__Stated problem__
Tally the lines of the listing that contain the string "Korea". Give the number and nothing else.

● ● ● ● ● ● ●

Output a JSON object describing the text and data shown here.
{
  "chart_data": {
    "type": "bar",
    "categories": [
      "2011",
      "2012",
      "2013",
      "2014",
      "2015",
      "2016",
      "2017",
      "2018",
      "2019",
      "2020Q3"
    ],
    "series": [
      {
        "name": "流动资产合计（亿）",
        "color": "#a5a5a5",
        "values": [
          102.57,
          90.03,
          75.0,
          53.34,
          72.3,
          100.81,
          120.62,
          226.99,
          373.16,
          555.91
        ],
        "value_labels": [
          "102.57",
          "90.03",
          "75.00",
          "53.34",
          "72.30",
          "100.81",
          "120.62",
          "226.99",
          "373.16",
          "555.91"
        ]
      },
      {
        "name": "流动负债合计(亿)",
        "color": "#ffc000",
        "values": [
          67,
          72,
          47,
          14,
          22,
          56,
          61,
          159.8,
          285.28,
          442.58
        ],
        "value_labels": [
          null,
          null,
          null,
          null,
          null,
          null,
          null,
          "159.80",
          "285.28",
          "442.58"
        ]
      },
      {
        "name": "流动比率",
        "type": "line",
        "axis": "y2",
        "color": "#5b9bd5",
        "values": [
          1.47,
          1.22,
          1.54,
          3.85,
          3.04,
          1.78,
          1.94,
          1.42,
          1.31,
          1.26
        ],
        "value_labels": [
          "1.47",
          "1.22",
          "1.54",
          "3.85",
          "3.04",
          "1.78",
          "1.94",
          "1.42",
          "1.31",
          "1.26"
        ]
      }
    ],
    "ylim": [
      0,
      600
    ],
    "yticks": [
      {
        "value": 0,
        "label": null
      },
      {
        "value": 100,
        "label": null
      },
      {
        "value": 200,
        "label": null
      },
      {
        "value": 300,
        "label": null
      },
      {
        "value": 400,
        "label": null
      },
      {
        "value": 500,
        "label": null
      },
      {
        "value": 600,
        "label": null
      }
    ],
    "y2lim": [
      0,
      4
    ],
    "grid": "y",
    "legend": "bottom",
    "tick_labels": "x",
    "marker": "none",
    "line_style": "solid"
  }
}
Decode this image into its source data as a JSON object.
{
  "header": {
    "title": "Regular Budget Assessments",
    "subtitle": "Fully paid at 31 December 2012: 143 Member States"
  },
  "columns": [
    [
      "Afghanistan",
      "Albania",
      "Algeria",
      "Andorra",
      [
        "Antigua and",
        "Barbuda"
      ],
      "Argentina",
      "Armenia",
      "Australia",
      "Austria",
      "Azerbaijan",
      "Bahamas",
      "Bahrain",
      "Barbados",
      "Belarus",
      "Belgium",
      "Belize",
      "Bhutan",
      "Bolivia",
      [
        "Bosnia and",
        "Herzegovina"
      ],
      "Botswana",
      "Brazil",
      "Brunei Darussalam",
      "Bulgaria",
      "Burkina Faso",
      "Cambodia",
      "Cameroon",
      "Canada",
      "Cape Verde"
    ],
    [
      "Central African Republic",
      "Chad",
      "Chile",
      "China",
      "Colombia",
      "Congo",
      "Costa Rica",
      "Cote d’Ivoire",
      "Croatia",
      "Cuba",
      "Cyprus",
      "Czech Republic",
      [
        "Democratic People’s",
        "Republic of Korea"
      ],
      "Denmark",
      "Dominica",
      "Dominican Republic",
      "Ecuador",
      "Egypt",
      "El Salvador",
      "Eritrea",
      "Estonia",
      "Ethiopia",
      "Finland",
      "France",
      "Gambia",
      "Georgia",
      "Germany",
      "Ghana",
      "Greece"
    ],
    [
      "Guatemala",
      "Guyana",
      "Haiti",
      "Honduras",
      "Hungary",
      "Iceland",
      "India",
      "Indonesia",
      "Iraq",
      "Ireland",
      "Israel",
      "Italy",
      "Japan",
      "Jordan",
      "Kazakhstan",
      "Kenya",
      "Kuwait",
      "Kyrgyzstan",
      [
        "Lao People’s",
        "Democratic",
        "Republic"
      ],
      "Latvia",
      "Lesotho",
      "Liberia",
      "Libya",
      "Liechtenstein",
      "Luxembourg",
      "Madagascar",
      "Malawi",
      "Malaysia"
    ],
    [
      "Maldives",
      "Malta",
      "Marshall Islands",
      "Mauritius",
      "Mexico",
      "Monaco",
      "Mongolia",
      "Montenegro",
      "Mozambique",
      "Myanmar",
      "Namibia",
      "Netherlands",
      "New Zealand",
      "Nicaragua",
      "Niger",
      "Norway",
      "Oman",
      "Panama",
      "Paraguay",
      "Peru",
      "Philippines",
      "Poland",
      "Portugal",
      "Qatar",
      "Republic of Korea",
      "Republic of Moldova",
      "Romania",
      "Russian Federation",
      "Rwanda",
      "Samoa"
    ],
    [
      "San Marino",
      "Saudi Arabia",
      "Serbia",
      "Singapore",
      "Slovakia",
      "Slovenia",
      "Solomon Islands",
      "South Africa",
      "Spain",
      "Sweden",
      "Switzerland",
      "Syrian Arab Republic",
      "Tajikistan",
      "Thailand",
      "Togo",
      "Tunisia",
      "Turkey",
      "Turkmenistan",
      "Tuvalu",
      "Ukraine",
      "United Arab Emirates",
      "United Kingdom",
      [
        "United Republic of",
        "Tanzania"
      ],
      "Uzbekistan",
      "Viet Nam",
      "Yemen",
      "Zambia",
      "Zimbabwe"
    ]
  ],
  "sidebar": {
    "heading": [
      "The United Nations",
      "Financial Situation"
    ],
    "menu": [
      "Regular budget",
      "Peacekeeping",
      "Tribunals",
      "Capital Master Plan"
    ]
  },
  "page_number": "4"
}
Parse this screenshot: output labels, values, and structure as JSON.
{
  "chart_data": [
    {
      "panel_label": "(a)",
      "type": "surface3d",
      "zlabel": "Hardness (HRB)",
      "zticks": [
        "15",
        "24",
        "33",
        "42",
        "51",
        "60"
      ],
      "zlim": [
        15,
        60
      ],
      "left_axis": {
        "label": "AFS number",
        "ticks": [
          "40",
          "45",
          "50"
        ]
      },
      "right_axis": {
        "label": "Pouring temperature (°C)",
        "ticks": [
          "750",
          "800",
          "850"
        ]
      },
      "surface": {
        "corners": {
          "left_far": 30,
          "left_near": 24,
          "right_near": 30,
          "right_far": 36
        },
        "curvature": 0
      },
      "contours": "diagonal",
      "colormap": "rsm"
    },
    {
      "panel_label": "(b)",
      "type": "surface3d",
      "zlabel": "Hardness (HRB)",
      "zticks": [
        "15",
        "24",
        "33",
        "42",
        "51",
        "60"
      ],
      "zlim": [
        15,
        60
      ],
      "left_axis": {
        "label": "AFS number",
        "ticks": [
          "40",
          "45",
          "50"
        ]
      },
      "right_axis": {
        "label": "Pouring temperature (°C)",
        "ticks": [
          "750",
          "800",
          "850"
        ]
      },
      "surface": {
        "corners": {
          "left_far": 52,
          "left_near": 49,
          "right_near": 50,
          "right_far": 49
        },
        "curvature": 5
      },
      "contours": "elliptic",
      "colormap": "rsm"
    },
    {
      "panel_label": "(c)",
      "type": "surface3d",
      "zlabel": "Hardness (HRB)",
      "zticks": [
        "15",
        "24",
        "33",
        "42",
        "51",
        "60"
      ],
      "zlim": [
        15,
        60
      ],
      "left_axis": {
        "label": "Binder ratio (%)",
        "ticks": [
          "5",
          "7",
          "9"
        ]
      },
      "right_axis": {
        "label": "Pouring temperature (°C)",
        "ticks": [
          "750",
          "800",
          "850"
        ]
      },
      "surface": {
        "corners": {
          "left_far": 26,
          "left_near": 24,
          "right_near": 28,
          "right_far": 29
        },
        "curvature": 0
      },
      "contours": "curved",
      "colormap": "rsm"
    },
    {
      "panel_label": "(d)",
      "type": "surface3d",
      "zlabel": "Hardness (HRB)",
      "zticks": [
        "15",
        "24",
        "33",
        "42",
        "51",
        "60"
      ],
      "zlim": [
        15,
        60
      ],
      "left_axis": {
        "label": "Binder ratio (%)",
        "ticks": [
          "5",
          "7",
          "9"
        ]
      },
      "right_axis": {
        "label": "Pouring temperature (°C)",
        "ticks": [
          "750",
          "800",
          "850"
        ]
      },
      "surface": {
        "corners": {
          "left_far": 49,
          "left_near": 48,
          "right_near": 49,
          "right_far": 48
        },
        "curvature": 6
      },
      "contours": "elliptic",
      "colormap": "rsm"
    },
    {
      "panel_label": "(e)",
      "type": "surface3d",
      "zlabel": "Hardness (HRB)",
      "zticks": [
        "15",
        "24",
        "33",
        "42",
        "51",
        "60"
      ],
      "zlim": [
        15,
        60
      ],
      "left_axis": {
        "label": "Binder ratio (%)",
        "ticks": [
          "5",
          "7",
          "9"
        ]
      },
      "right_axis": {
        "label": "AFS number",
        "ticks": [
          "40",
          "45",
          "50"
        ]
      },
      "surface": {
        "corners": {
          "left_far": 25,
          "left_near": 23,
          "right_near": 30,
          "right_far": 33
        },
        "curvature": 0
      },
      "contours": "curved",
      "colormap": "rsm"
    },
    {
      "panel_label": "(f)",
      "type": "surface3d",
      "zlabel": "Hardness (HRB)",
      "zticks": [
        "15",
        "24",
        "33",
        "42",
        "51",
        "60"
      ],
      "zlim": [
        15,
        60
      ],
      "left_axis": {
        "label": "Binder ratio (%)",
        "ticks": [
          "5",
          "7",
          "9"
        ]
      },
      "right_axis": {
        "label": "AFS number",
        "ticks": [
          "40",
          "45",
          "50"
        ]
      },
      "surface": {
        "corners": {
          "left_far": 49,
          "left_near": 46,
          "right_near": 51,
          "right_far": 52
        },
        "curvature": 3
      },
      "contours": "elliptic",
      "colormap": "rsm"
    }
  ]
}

● ● ● ● ● ● ●

__Output below__
2